WORK REQUIRED:
Only the number is wanted: count the lines that contain "between".

[GIVEN ENTRIES start]

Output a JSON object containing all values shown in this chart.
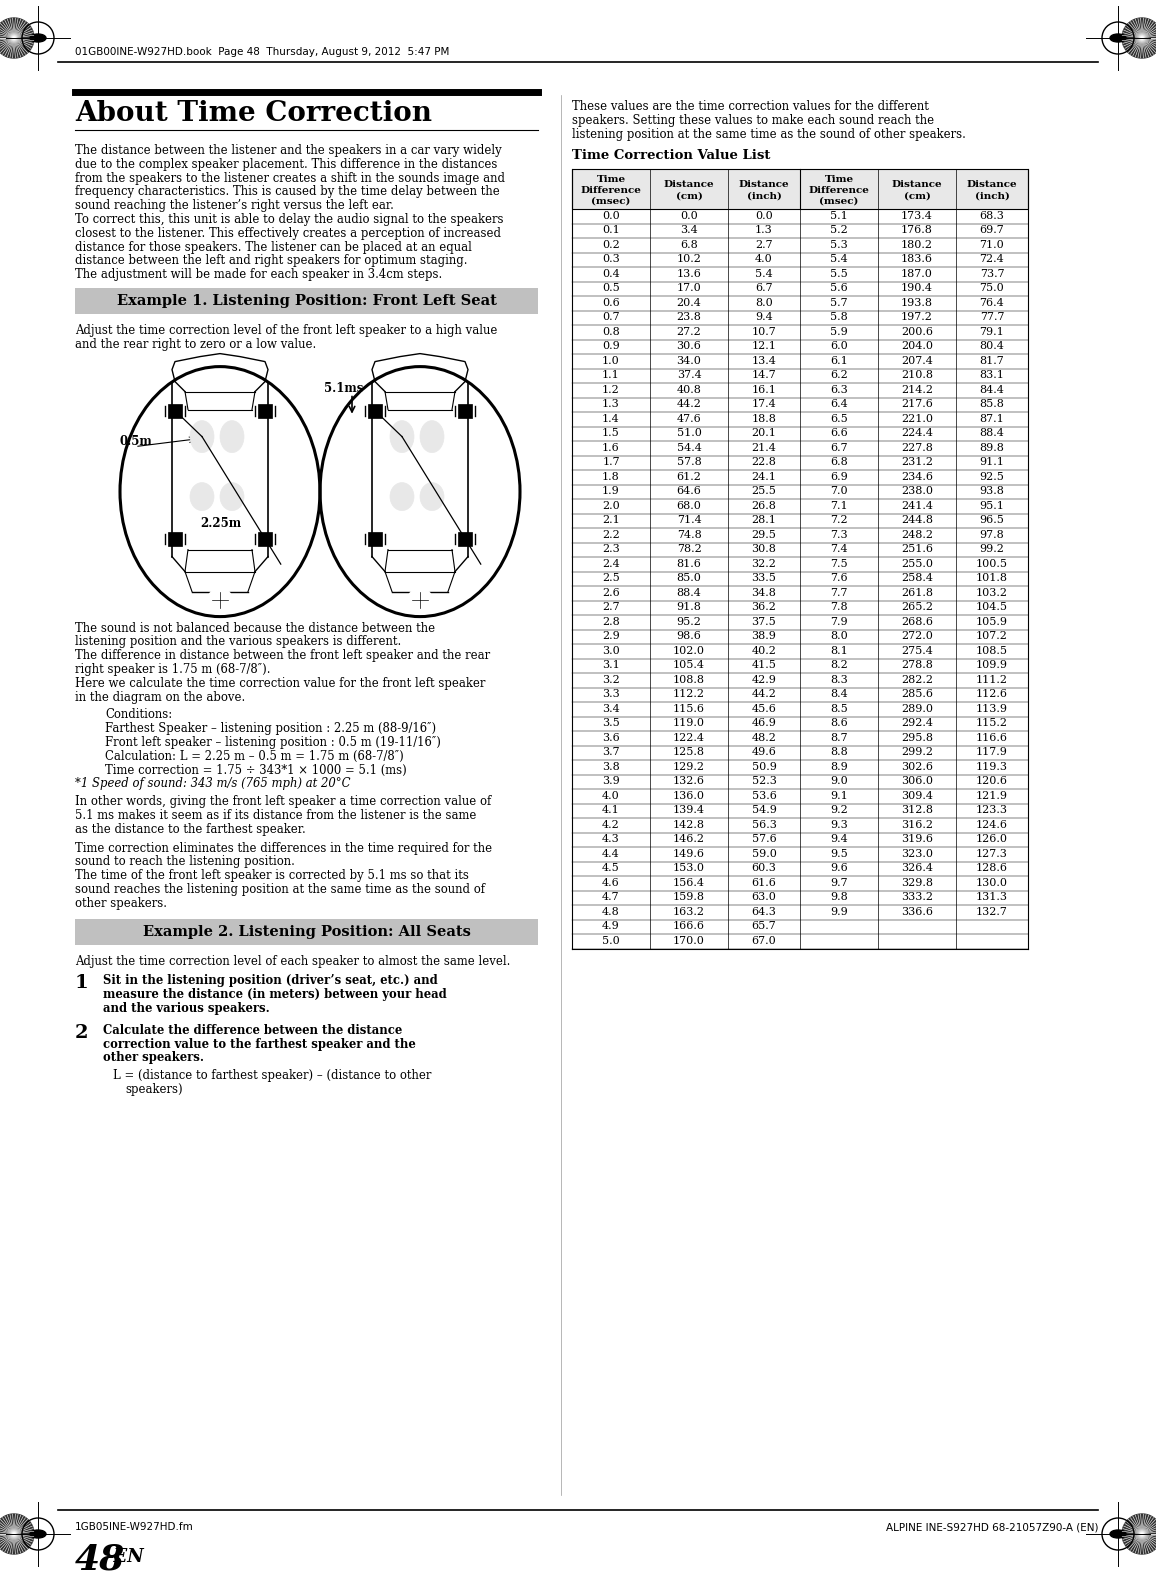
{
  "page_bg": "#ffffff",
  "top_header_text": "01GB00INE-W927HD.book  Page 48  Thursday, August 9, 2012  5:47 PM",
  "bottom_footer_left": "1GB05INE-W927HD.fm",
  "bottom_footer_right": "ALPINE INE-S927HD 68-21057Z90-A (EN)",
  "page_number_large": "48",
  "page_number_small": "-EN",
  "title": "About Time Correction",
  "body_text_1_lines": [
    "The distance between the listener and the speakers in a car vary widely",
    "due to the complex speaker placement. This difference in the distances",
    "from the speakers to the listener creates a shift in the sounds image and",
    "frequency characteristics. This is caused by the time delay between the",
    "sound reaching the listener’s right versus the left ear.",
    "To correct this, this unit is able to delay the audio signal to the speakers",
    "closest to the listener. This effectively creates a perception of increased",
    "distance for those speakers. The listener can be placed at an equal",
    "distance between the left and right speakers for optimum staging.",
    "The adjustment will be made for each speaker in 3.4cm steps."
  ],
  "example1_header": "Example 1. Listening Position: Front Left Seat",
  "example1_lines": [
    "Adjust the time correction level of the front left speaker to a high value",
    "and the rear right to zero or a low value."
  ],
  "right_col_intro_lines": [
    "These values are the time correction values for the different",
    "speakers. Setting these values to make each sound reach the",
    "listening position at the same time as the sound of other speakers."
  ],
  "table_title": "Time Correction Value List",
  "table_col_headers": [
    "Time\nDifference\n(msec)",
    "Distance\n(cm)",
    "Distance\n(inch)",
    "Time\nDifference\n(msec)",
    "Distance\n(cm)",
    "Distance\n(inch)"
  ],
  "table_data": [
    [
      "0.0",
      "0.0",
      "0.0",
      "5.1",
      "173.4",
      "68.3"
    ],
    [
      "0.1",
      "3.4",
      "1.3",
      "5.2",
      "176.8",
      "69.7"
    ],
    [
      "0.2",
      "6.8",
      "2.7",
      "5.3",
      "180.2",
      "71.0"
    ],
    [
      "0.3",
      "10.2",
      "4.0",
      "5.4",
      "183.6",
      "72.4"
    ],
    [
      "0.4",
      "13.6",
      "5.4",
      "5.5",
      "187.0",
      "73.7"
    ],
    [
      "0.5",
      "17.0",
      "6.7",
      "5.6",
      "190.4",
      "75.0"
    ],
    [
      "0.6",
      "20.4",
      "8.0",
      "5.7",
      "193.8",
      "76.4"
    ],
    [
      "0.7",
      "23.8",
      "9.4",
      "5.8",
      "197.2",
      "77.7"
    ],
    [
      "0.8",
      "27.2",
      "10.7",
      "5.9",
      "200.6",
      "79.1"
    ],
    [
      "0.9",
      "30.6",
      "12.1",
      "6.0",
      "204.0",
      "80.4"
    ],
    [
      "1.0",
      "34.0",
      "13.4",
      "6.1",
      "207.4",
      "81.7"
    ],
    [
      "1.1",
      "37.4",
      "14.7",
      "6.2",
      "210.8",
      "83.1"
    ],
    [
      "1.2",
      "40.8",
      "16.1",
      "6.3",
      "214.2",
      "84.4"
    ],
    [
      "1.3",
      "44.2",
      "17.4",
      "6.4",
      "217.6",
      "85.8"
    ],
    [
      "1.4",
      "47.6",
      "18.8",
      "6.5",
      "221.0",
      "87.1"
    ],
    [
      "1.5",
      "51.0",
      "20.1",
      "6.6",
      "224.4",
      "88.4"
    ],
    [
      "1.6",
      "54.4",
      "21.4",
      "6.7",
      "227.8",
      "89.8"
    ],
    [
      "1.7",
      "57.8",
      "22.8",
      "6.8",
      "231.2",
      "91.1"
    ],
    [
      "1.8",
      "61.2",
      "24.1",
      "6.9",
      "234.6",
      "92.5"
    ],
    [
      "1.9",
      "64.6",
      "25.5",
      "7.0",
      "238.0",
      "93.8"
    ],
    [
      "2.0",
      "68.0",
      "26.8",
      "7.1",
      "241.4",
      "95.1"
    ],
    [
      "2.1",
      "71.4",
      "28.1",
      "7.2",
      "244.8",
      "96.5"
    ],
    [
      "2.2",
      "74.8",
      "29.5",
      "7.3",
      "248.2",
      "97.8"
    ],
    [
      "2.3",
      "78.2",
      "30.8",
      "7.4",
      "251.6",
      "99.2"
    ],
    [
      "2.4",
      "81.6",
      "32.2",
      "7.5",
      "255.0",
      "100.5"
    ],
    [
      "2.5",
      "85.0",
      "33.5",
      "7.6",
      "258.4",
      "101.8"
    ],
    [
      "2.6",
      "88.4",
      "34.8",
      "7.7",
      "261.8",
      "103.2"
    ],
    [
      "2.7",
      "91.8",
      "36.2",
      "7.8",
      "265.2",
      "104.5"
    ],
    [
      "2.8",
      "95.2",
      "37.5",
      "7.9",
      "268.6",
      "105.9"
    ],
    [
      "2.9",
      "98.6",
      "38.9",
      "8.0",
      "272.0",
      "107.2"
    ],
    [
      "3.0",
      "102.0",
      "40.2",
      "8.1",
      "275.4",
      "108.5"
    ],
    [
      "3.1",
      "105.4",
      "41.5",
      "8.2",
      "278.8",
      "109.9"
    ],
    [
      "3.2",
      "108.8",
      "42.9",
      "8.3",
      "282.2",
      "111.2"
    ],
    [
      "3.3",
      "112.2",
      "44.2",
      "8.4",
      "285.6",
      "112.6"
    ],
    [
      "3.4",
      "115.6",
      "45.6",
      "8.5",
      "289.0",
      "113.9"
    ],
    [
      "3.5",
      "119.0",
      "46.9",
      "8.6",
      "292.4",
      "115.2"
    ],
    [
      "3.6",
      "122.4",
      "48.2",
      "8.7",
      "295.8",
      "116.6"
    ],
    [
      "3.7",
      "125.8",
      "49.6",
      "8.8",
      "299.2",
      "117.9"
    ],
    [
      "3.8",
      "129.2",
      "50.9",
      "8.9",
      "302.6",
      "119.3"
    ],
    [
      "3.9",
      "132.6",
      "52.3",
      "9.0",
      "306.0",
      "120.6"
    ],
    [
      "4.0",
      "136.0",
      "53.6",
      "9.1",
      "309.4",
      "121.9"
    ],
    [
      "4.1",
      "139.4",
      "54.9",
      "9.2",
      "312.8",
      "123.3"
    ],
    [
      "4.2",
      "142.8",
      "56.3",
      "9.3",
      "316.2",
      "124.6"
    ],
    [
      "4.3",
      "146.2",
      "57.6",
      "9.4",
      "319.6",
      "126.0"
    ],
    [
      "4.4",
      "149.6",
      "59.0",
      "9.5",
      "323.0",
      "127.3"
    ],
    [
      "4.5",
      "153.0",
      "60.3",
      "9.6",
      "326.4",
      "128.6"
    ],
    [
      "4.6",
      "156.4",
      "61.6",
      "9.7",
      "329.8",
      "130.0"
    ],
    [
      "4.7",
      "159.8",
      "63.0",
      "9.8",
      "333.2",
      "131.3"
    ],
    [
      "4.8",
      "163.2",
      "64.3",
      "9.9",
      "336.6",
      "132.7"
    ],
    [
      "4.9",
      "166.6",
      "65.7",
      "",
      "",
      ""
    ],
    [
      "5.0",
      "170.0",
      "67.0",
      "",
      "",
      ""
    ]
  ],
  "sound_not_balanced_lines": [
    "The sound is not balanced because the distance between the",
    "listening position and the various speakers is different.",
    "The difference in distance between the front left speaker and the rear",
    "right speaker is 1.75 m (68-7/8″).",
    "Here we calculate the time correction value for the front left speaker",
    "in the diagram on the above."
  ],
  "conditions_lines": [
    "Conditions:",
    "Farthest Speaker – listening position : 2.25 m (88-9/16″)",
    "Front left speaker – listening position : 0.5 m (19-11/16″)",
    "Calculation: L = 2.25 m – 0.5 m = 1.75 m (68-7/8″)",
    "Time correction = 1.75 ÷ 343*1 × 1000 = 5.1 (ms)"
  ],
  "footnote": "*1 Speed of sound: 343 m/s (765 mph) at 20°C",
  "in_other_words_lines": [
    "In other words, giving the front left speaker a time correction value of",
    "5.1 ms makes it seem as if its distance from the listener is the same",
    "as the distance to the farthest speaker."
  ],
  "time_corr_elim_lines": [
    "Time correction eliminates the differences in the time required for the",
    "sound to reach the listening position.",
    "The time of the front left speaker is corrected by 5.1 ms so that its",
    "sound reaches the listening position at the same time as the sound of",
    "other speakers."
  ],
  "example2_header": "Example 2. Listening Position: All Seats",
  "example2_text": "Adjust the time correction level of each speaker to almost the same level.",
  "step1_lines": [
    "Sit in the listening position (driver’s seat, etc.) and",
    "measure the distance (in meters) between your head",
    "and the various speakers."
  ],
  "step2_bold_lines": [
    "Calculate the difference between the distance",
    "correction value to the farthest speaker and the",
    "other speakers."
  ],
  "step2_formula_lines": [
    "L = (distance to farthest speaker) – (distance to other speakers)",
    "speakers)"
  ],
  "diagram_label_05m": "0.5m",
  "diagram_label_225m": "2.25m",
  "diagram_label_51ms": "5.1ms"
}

[GIVEN ENTRIES end]

RESPONSE FOR THIS EXERCISE:
7